■ Directive ■
From the entries provided below, copy each line that contains the word "上初一了".

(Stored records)
— Start —

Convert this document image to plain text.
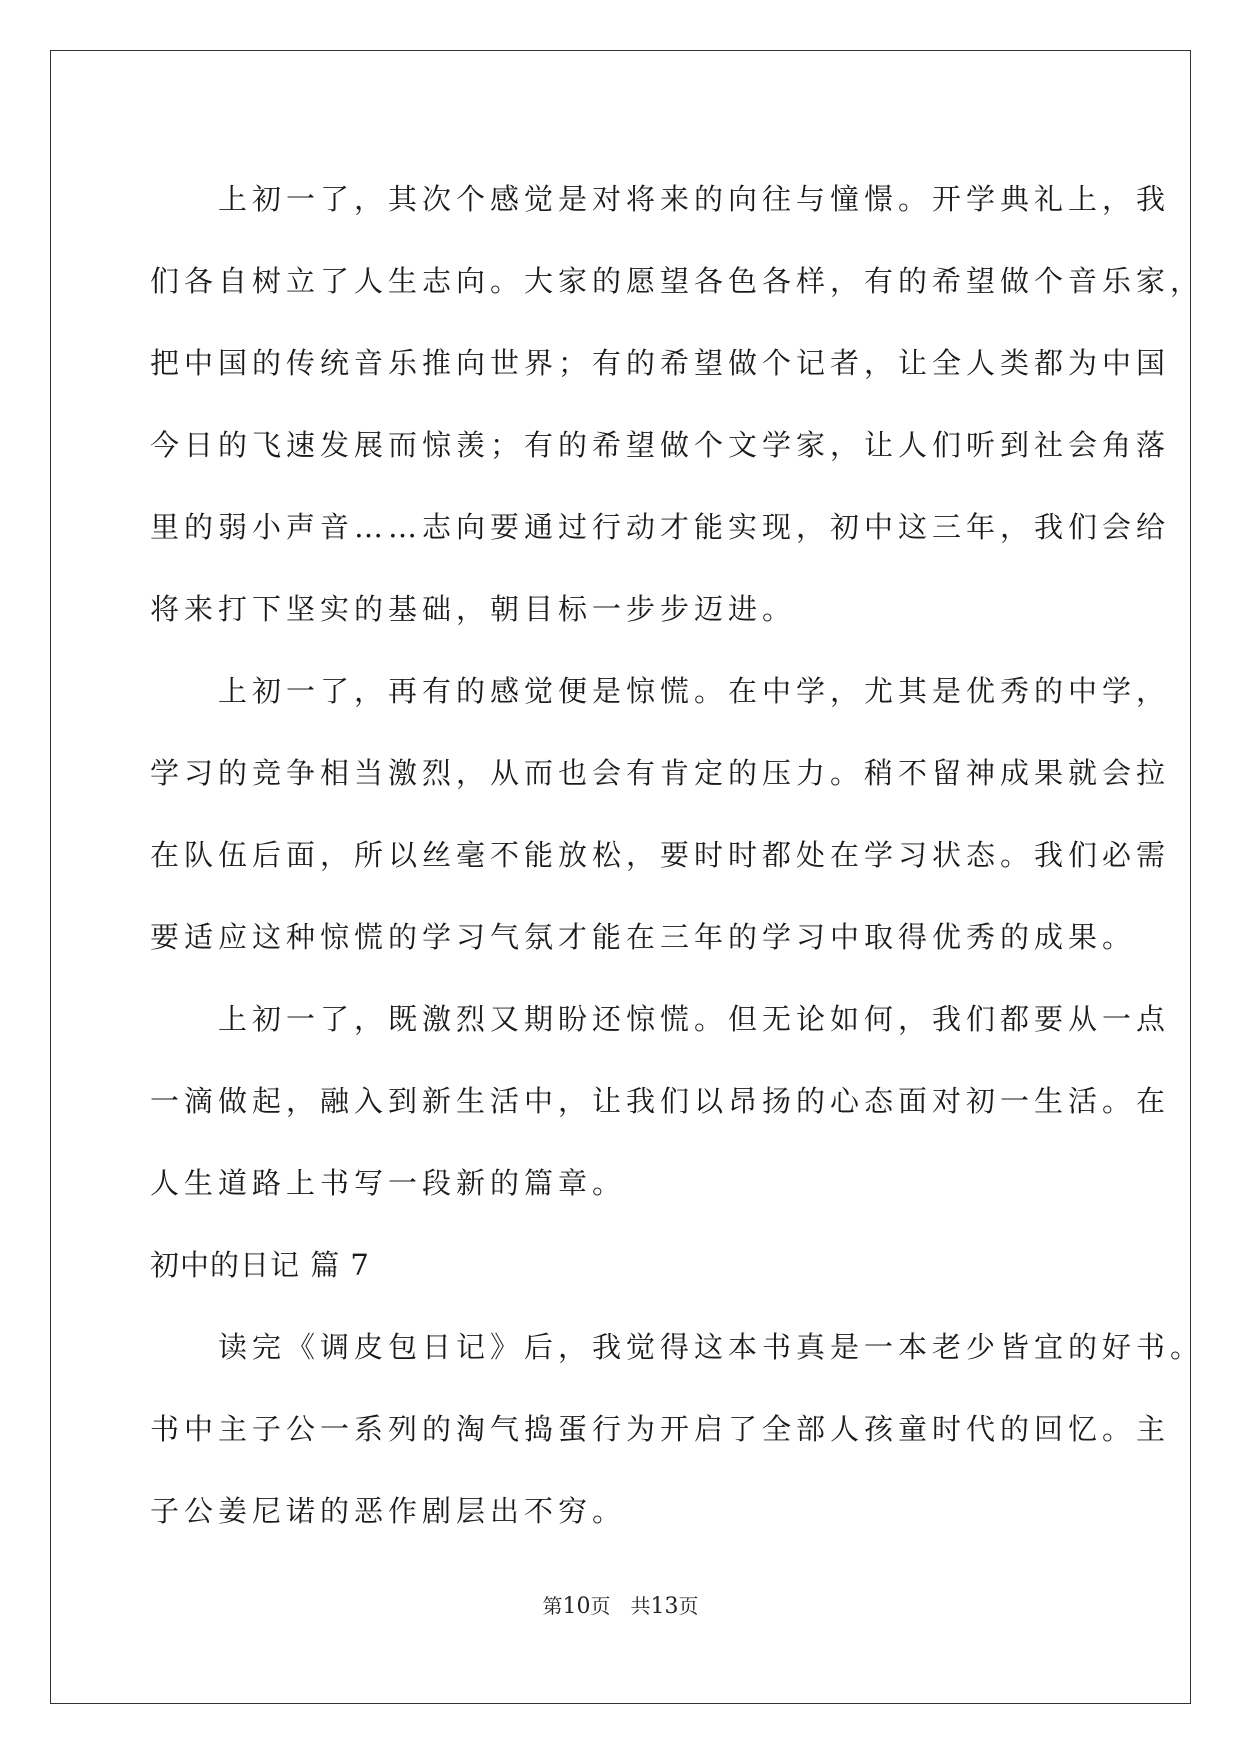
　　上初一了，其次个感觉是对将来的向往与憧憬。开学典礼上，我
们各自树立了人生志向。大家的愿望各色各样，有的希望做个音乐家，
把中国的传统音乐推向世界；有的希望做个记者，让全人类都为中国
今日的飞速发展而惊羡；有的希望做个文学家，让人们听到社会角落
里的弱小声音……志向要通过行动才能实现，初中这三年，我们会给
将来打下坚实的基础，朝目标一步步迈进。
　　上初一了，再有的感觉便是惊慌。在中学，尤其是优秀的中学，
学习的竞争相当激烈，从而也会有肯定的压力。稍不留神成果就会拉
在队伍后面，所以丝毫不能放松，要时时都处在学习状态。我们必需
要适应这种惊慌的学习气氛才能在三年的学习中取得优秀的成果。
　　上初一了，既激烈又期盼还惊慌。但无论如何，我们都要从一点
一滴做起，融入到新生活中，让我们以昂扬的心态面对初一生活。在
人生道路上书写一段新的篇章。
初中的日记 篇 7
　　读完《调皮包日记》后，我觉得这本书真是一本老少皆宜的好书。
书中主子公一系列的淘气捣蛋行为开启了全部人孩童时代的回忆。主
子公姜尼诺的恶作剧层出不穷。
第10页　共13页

— End —

■ The response ■
　　上初一了，其次个感觉是对将来的向往与憧憬。开学典礼上，我
　　上初一了，再有的感觉便是惊慌。在中学，尤其是优秀的中学，
　　上初一了，既激烈又期盼还惊慌。但无论如何，我们都要从一点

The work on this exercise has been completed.